Quote the records that follow in full and exactly; leave out the pictures.
>> Start Source records
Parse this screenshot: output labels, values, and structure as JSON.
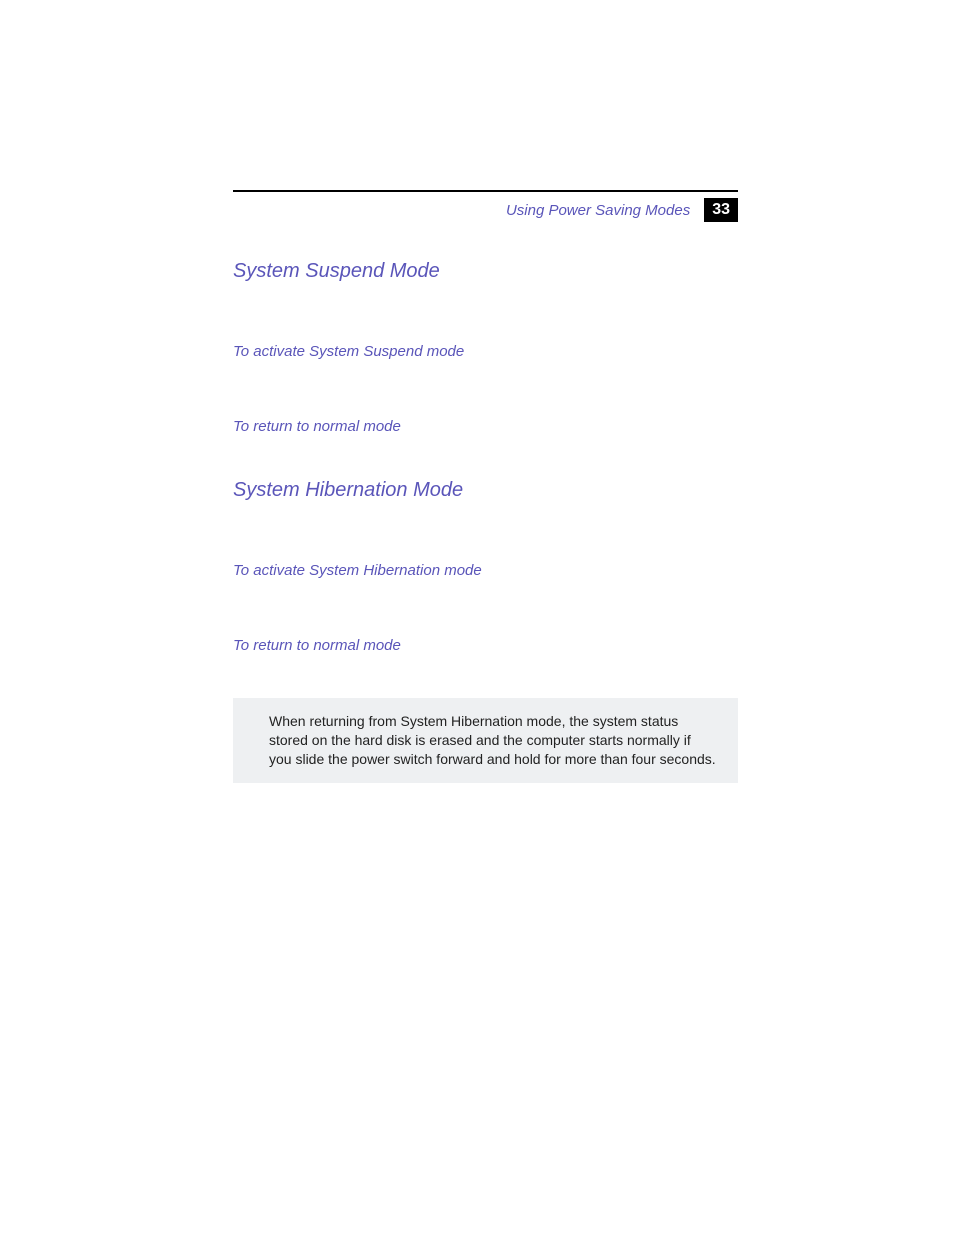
{
  "header": {
    "running_head": "Using Power Saving Modes",
    "page_number": "33"
  },
  "sections": {
    "suspend": {
      "title": "System Suspend Mode",
      "activate": "To activate System Suspend mode",
      "return": "To return to normal mode"
    },
    "hibernate": {
      "title": "System Hibernation Mode",
      "activate": "To activate System Hibernation mode",
      "return": "To return to normal mode"
    }
  },
  "note": "When returning from System Hibernation mode, the system status stored on the hard disk is erased and the computer starts normally if you slide the power switch forward and hold for more than four seconds."
}
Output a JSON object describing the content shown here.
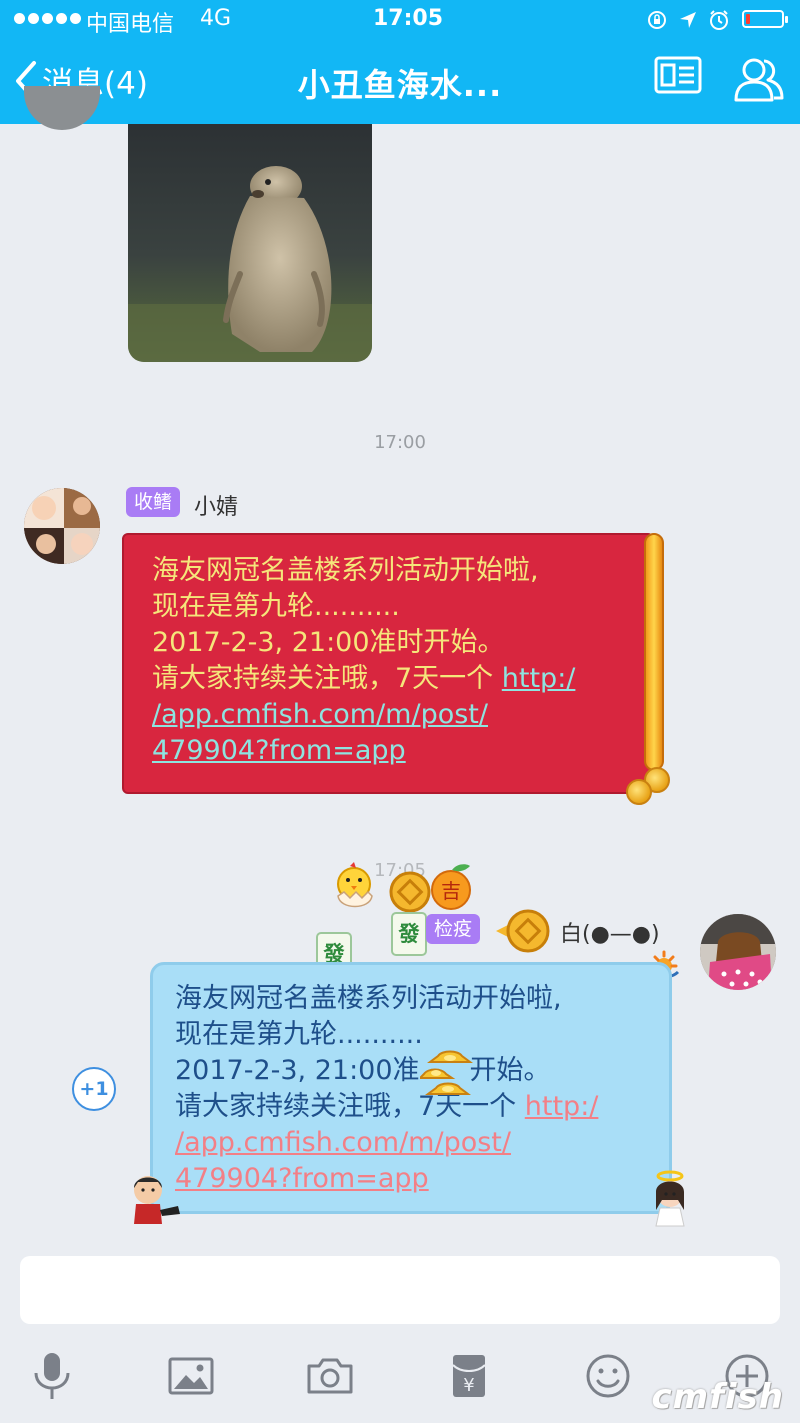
{
  "status_bar": {
    "carrier": "中国电信",
    "network": "4G",
    "time": "17:05",
    "battery_level": 0.12,
    "battery_color": "#FF3B30"
  },
  "nav": {
    "back_label": "消息(4)",
    "title": "小丑鱼海水...",
    "icons": [
      "chevron-left-icon",
      "profile-card-icon",
      "group-members-icon"
    ]
  },
  "colors": {
    "nav_bg": "#12B7F5",
    "chat_bg": "#EAEDF2",
    "badge": "#A97CF5",
    "red_bubble": "#D8263F",
    "blue_bubble": "#A9DEF7"
  },
  "messages": [
    {
      "kind": "image",
      "side": "left",
      "description_icon": "marmot-photo"
    },
    {
      "kind": "timestamp",
      "text": "17:00"
    },
    {
      "kind": "text",
      "side": "left",
      "badge": "收鳍",
      "sender": "小婧",
      "lines": [
        "海友网冠名盖楼系列活动开始啦,",
        "现在是第九轮..........",
        "2017-2-3, 21:00准时开始。",
        "请大家持续关注哦，7天一个 "
      ],
      "link_parts": [
        "http:/",
        "/app.cmfish.com/m/post/",
        "479904?from=app"
      ]
    },
    {
      "kind": "timestamp",
      "text": "17:05"
    },
    {
      "kind": "text",
      "side": "right",
      "badge": "检疫",
      "tile": "發",
      "sender": "白(●—●)",
      "lines": [
        "海友网冠名盖楼系列活动开始啦,",
        "现在是第九轮..........",
        "2017-2-3, 21:00准",
        "开始。",
        "请大家持续关注哦，7天一个 "
      ],
      "link_parts": [
        "http:/",
        "/app.cmfish.com/m/post/",
        "479904?from=app"
      ],
      "plus_one": "+1"
    }
  ],
  "composer": {
    "input_value": "",
    "toolbar_icons": [
      "microphone-icon",
      "image-icon",
      "camera-icon",
      "red-packet-icon",
      "emoji-icon",
      "plus-icon"
    ],
    "red_packet_symbol": "¥"
  },
  "watermark": "cmfish"
}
>> End Source records
**Reply to the task:**
Parse this screenshot: output labels, values, and structure as JSON.
{
  "header": {
    "running_head": "Using Power Saving Modes",
    "page_number": "33"
  },
  "sections": {
    "suspend": {
      "title": "System Suspend Mode",
      "activate": "To activate System Suspend mode",
      "return": "To return to normal mode"
    },
    "hibernate": {
      "title": "System Hibernation Mode",
      "activate": "To activate System Hibernation mode",
      "return": "To return to normal mode"
    }
  },
  "note": "When returning from System Hibernation mode, the system status stored on the hard disk is erased and the computer starts normally if you slide the power switch forward and hold for more than four seconds."
}
Output a JSON object describing the content shown here.
{
  "status_bar": {
    "carrier": "中国电信",
    "network": "4G",
    "time": "17:05",
    "battery_level": 0.12,
    "battery_color": "#FF3B30"
  },
  "nav": {
    "back_label": "消息(4)",
    "title": "小丑鱼海水...",
    "icons": [
      "chevron-left-icon",
      "profile-card-icon",
      "group-members-icon"
    ]
  },
  "colors": {
    "nav_bg": "#12B7F5",
    "chat_bg": "#EAEDF2",
    "badge": "#A97CF5",
    "red_bubble": "#D8263F",
    "blue_bubble": "#A9DEF7"
  },
  "messages": [
    {
      "kind": "image",
      "side": "left",
      "description_icon": "marmot-photo"
    },
    {
      "kind": "timestamp",
      "text": "17:00"
    },
    {
      "kind": "text",
      "side": "left",
      "badge": "收鳍",
      "sender": "小婧",
      "lines": [
        "海友网冠名盖楼系列活动开始啦,",
        "现在是第九轮..........",
        "2017-2-3, 21:00准时开始。",
        "请大家持续关注哦，7天一个 "
      ],
      "link_parts": [
        "http:/",
        "/app.cmfish.com/m/post/",
        "479904?from=app"
      ]
    },
    {
      "kind": "timestamp",
      "text": "17:05"
    },
    {
      "kind": "text",
      "side": "right",
      "badge": "检疫",
      "tile": "發",
      "sender": "白(●—●)",
      "lines": [
        "海友网冠名盖楼系列活动开始啦,",
        "现在是第九轮..........",
        "2017-2-3, 21:00准",
        "开始。",
        "请大家持续关注哦，7天一个 "
      ],
      "link_parts": [
        "http:/",
        "/app.cmfish.com/m/post/",
        "479904?from=app"
      ],
      "plus_one": "+1"
    }
  ],
  "composer": {
    "input_value": "",
    "toolbar_icons": [
      "microphone-icon",
      "image-icon",
      "camera-icon",
      "red-packet-icon",
      "emoji-icon",
      "plus-icon"
    ],
    "red_packet_symbol": "¥"
  },
  "watermark": "cmfish"
}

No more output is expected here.